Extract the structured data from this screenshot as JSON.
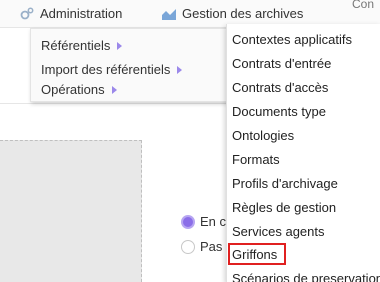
{
  "topbar": {
    "admin_label": "Administration",
    "admin_icon": "gears-icon",
    "archives_label": "Gestion des archives",
    "archives_icon": "chart-icon",
    "right_label": "Con"
  },
  "submenu": {
    "items": [
      {
        "label": "Référentiels"
      },
      {
        "label": "Import des référentiels"
      },
      {
        "label": "Opérations"
      }
    ]
  },
  "flyout": {
    "items": [
      {
        "label": "Contextes applicatifs"
      },
      {
        "label": "Contrats d'entrée"
      },
      {
        "label": "Contrats d'accès"
      },
      {
        "label": "Documents type"
      },
      {
        "label": "Ontologies"
      },
      {
        "label": "Formats"
      },
      {
        "label": "Profils d'archivage"
      },
      {
        "label": "Règles de gestion"
      },
      {
        "label": "Services agents"
      },
      {
        "label": "Griffons"
      },
      {
        "label": "Scénarios de preservation"
      }
    ],
    "highlighted_item": "Griffons",
    "highlight_color": "#e02020"
  },
  "radios": [
    {
      "label": "En co",
      "selected": true
    },
    {
      "label": "Pas a",
      "selected": false
    }
  ],
  "colors": {
    "accent": "#8b6ee8",
    "caret": "#9b88ea"
  }
}
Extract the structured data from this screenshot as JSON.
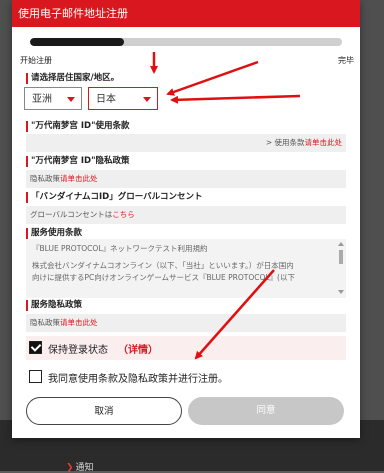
{
  "title": "使用电子邮件地址注册",
  "progress": {
    "value": 0.3,
    "start_label": "开始注册",
    "end_label": "完毕"
  },
  "region": {
    "label": "请选择居住国家/地区。",
    "region_select": "亚洲",
    "country_select": "日本"
  },
  "terms": {
    "label": "\"万代南梦宫 ID\"使用条款",
    "text_prefix": "> 使用条款",
    "link": "请单击此处"
  },
  "privacy": {
    "label": "\"万代南梦宫 ID\"隐私政策",
    "text_prefix": "隐私政策",
    "link": "请单击此处"
  },
  "global_consent": {
    "label": "「バンダイナムコID」グローバルコンセント",
    "text_prefix": "グローバルコンセントは",
    "link": "こちら"
  },
  "service_terms": {
    "label": "服务使用条款",
    "line1": "『BLUE PROTOCOL』ネットワークテスト利用規約",
    "line2": "株式会社バンダイナムコオンライン（以下、「当社」といいます。）が日本国内",
    "line3": "向けに提供するPC向けオンラインゲームサービス『BLUE PROTOCOL』(以下"
  },
  "service_privacy": {
    "label": "服务隐私政策",
    "text_prefix": "隐私政策",
    "link": "请单击此处"
  },
  "keep_login": {
    "label": "保持登录状态",
    "detail": "（详情）",
    "checked": true
  },
  "agree_terms": {
    "label": "我同意使用条款及隐私政策并进行注册。",
    "checked": false
  },
  "buttons": {
    "cancel": "取消",
    "agree": "同意"
  },
  "footer": {
    "link": "通知"
  },
  "colors": {
    "accent": "#d8181e",
    "disabled": "#c7c7c7"
  }
}
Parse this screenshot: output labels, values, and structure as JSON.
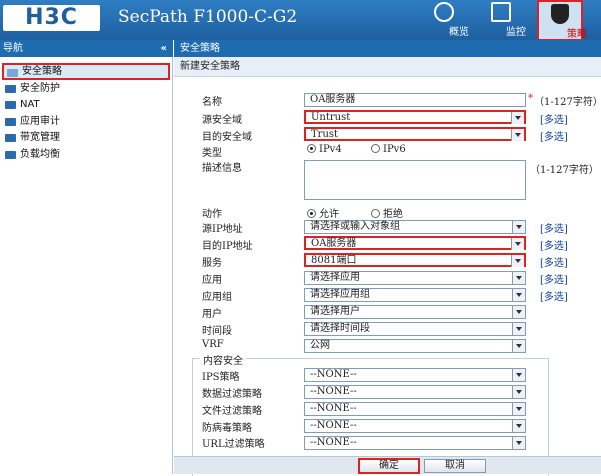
{
  "header": {
    "logo": "H3C",
    "product": "SecPath F1000-C-G2",
    "nav": [
      {
        "label": "概览",
        "icon": "gauge-icon"
      },
      {
        "label": "监控",
        "icon": "monitor-icon"
      },
      {
        "label": "策略",
        "icon": "shield-icon"
      }
    ]
  },
  "sidebar": {
    "title": "导航",
    "collapse": "«",
    "items": [
      {
        "label": "安全策略"
      },
      {
        "label": "安全防护"
      },
      {
        "label": "NAT"
      },
      {
        "label": "应用审计"
      },
      {
        "label": "带宽管理"
      },
      {
        "label": "负载均衡"
      }
    ]
  },
  "main": {
    "title": "安全策略",
    "subtitle": "新建安全策略"
  },
  "form": {
    "name_label": "名称",
    "name_value": "OA服务器",
    "name_req": "*",
    "name_hint": "（1-127字符）",
    "src_zone_label": "源安全域",
    "src_zone_value": "Untrust",
    "dst_zone_label": "目的安全域",
    "dst_zone_value": "Trust",
    "multi": "[多选]",
    "type_label": "类型",
    "type_opt1": "IPv4",
    "type_opt2": "IPv6",
    "desc_label": "描述信息",
    "desc_hint": "（1-127字符）",
    "action_label": "动作",
    "action_opt1": "允许",
    "action_opt2": "拒绝",
    "src_ip_label": "源IP地址",
    "src_ip_value": "请选择或输入对象组",
    "dst_ip_label": "目的IP地址",
    "dst_ip_value": "OA服务器",
    "service_label": "服务",
    "service_value": "8081端口",
    "app_label": "应用",
    "app_value": "请选择应用",
    "appgroup_label": "应用组",
    "appgroup_value": "请选择应用组",
    "user_label": "用户",
    "user_value": "请选择用户",
    "time_label": "时间段",
    "time_value": "请选择时间段",
    "vrf_label": "VRF",
    "vrf_value": "公网",
    "content_legend": "内容安全",
    "ips_label": "IPS策略",
    "ips_value": "--NONE--",
    "dlp_label": "数据过滤策略",
    "dlp_value": "--NONE--",
    "file_label": "文件过滤策略",
    "file_value": "--NONE--",
    "av_label": "防病毒策略",
    "av_value": "--NONE--",
    "url_label": "URL过滤策略",
    "url_value": "--NONE--"
  },
  "footer": {
    "ok": "确定",
    "cancel": "取消"
  }
}
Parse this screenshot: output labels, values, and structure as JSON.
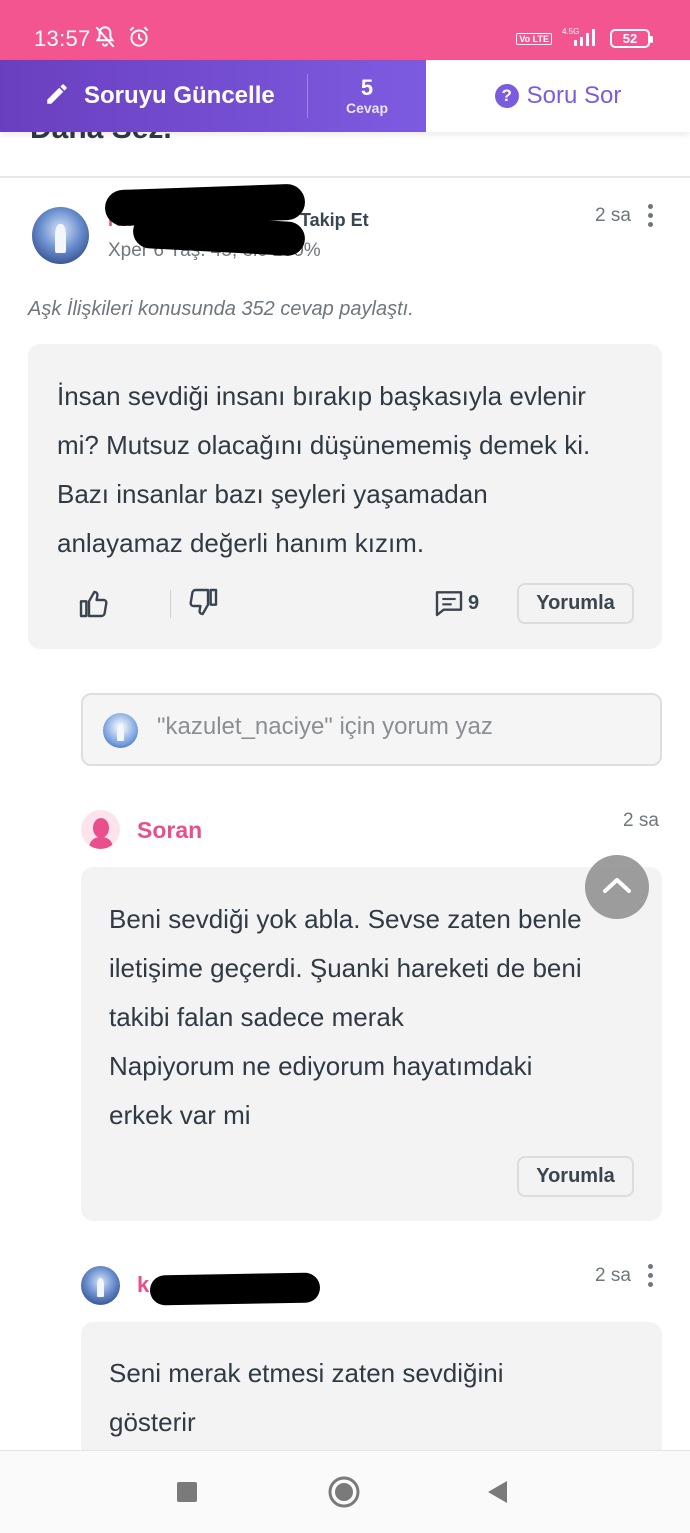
{
  "status_bar": {
    "time": "13:57",
    "network": "4.5G",
    "volte": "Vo LTE",
    "battery": "52"
  },
  "action_bar": {
    "update_label": "Soruyu Güncelle",
    "answers_count": "5",
    "answers_label": "Cevap",
    "ask_label": "Soru Sor"
  },
  "question_title_clipped": "Daha Sez.",
  "answer": {
    "author_name_visible": "Ka",
    "follow_label": "Takip Et",
    "meta": "Xper 6 Yaş: 45, elc 100%",
    "time": "2 sa",
    "expertise": "Aşk İlişkileri konusunda 352 cevap paylaştı.",
    "body": [
      "İnsan sevdiği insanı bırakıp başkasıyla evlenir",
      "mi? Mutsuz olacağını düşünememiş demek ki.",
      "Bazı insanlar bazı şeyleri yaşamadan",
      "anlayamaz değerli hanım kızım."
    ],
    "comment_count": "9",
    "comment_button": "Yorumla"
  },
  "comment_input": {
    "placeholder": "\"kazulet_naciye\" için yorum yaz"
  },
  "asker_comment": {
    "name": "Soran",
    "time": "2 sa",
    "body": [
      "Beni sevdiği yok abla. Sevse zaten benle",
      "iletişime geçerdi. Şuanki hareketi de beni",
      "takibi falan sadece merak",
      "Napiyorum ne ediyorum hayatımdaki",
      "erkek var mi"
    ],
    "comment_button": "Yorumla"
  },
  "reply_comment": {
    "author_name_visible": "k",
    "time": "2 sa",
    "body": [
      "Seni merak etmesi zaten sevdiğini",
      "gösterir"
    ]
  },
  "colors": {
    "status_bar": "#f2558f",
    "accent_purple": "#7b5ce0",
    "pink_name": "#e94f8c"
  }
}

Prompt:
Repeat the lines above exactly, and keep every picture out.

Correct response:
Extract the structured data from this screenshot as JSON.
{
  "topbar": {
    "admin_label": "Administration",
    "admin_icon": "gears-icon",
    "archives_label": "Gestion des archives",
    "archives_icon": "chart-icon",
    "right_label": "Con"
  },
  "submenu": {
    "items": [
      {
        "label": "Référentiels"
      },
      {
        "label": "Import des référentiels"
      },
      {
        "label": "Opérations"
      }
    ]
  },
  "flyout": {
    "items": [
      {
        "label": "Contextes applicatifs"
      },
      {
        "label": "Contrats d'entrée"
      },
      {
        "label": "Contrats d'accès"
      },
      {
        "label": "Documents type"
      },
      {
        "label": "Ontologies"
      },
      {
        "label": "Formats"
      },
      {
        "label": "Profils d'archivage"
      },
      {
        "label": "Règles de gestion"
      },
      {
        "label": "Services agents"
      },
      {
        "label": "Griffons"
      },
      {
        "label": "Scénarios de preservation"
      }
    ],
    "highlighted_item": "Griffons",
    "highlight_color": "#e02020"
  },
  "radios": [
    {
      "label": "En co",
      "selected": true
    },
    {
      "label": "Pas a",
      "selected": false
    }
  ],
  "colors": {
    "accent": "#8b6ee8",
    "caret": "#9b88ea"
  }
}
Extract the structured data from this screenshot as JSON.
{
  "title": "使用电子邮件地址注册",
  "progress": {
    "value": 0.3,
    "start_label": "开始注册",
    "end_label": "完毕"
  },
  "region": {
    "label": "请选择居住国家/地区。",
    "region_select": "亚洲",
    "country_select": "日本"
  },
  "terms": {
    "label": "\"万代南梦宫 ID\"使用条款",
    "text_prefix": "> 使用条款",
    "link": "请单击此处"
  },
  "privacy": {
    "label": "\"万代南梦宫 ID\"隐私政策",
    "text_prefix": "隐私政策",
    "link": "请单击此处"
  },
  "global_consent": {
    "label": "「バンダイナムコID」グローバルコンセント",
    "text_prefix": "グローバルコンセントは",
    "link": "こちら"
  },
  "service_terms": {
    "label": "服务使用条款",
    "line1": "『BLUE PROTOCOL』ネットワークテスト利用規約",
    "line2": "株式会社バンダイナムコオンライン（以下、「当社」といいます。）が日本国内",
    "line3": "向けに提供するPC向けオンラインゲームサービス『BLUE PROTOCOL』(以下"
  },
  "service_privacy": {
    "label": "服务隐私政策",
    "text_prefix": "隐私政策",
    "link": "请单击此处"
  },
  "keep_login": {
    "label": "保持登录状态",
    "detail": "（详情）",
    "checked": true
  },
  "agree_terms": {
    "label": "我同意使用条款及隐私政策并进行注册。",
    "checked": false
  },
  "buttons": {
    "cancel": "取消",
    "agree": "同意"
  },
  "footer": {
    "link": "通知"
  },
  "colors": {
    "accent": "#d8181e",
    "disabled": "#c7c7c7"
  }
}
Parse this screenshot: output labels, values, and structure as JSON.
{
  "header": {
    "logo": "H3C",
    "product": "SecPath F1000-C-G2",
    "nav": [
      {
        "label": "概览",
        "icon": "gauge-icon"
      },
      {
        "label": "监控",
        "icon": "monitor-icon"
      },
      {
        "label": "策略",
        "icon": "shield-icon"
      }
    ]
  },
  "sidebar": {
    "title": "导航",
    "collapse": "«",
    "items": [
      {
        "label": "安全策略"
      },
      {
        "label": "安全防护"
      },
      {
        "label": "NAT"
      },
      {
        "label": "应用审计"
      },
      {
        "label": "带宽管理"
      },
      {
        "label": "负载均衡"
      }
    ]
  },
  "main": {
    "title": "安全策略",
    "subtitle": "新建安全策略"
  },
  "form": {
    "name_label": "名称",
    "name_value": "OA服务器",
    "name_req": "*",
    "name_hint": "（1-127字符）",
    "src_zone_label": "源安全域",
    "src_zone_value": "Untrust",
    "dst_zone_label": "目的安全域",
    "dst_zone_value": "Trust",
    "multi": "[多选]",
    "type_label": "类型",
    "type_opt1": "IPv4",
    "type_opt2": "IPv6",
    "desc_label": "描述信息",
    "desc_hint": "（1-127字符）",
    "action_label": "动作",
    "action_opt1": "允许",
    "action_opt2": "拒绝",
    "src_ip_label": "源IP地址",
    "src_ip_value": "请选择或输入对象组",
    "dst_ip_label": "目的IP地址",
    "dst_ip_value": "OA服务器",
    "service_label": "服务",
    "service_value": "8081端口",
    "app_label": "应用",
    "app_value": "请选择应用",
    "appgroup_label": "应用组",
    "appgroup_value": "请选择应用组",
    "user_label": "用户",
    "user_value": "请选择用户",
    "time_label": "时间段",
    "time_value": "请选择时间段",
    "vrf_label": "VRF",
    "vrf_value": "公网",
    "content_legend": "内容安全",
    "ips_label": "IPS策略",
    "ips_value": "--NONE--",
    "dlp_label": "数据过滤策略",
    "dlp_value": "--NONE--",
    "file_label": "文件过滤策略",
    "file_value": "--NONE--",
    "av_label": "防病毒策略",
    "av_value": "--NONE--",
    "url_label": "URL过滤策略",
    "url_value": "--NONE--"
  },
  "footer": {
    "ok": "确定",
    "cancel": "取消"
  }
}
Parse this screenshot: output labels, values, and structure as JSON.
{
  "status_bar": {
    "time": "13:57",
    "network": "4.5G",
    "volte": "Vo LTE",
    "battery": "52"
  },
  "action_bar": {
    "update_label": "Soruyu Güncelle",
    "answers_count": "5",
    "answers_label": "Cevap",
    "ask_label": "Soru Sor"
  },
  "question_title_clipped": "Daha Sez.",
  "answer": {
    "author_name_visible": "Ka",
    "follow_label": "Takip Et",
    "meta": "Xper 6 Yaş: 45, elc 100%",
    "time": "2 sa",
    "expertise": "Aşk İlişkileri konusunda 352 cevap paylaştı.",
    "body": [
      "İnsan sevdiği insanı bırakıp başkasıyla evlenir",
      "mi? Mutsuz olacağını düşünememiş demek ki.",
      "Bazı insanlar bazı şeyleri yaşamadan",
      "anlayamaz değerli hanım kızım."
    ],
    "comment_count": "9",
    "comment_button": "Yorumla"
  },
  "comment_input": {
    "placeholder": "\"kazulet_naciye\" için yorum yaz"
  },
  "asker_comment": {
    "name": "Soran",
    "time": "2 sa",
    "body": [
      "Beni sevdiği yok abla. Sevse zaten benle",
      "iletişime geçerdi. Şuanki hareketi de beni",
      "takibi falan sadece merak",
      "Napiyorum ne ediyorum hayatımdaki",
      "erkek var mi"
    ],
    "comment_button": "Yorumla"
  },
  "reply_comment": {
    "author_name_visible": "k",
    "time": "2 sa",
    "body": [
      "Seni merak etmesi zaten sevdiğini",
      "gösterir"
    ]
  },
  "colors": {
    "status_bar": "#f2558f",
    "accent_purple": "#7b5ce0",
    "pink_name": "#e94f8c"
  }
}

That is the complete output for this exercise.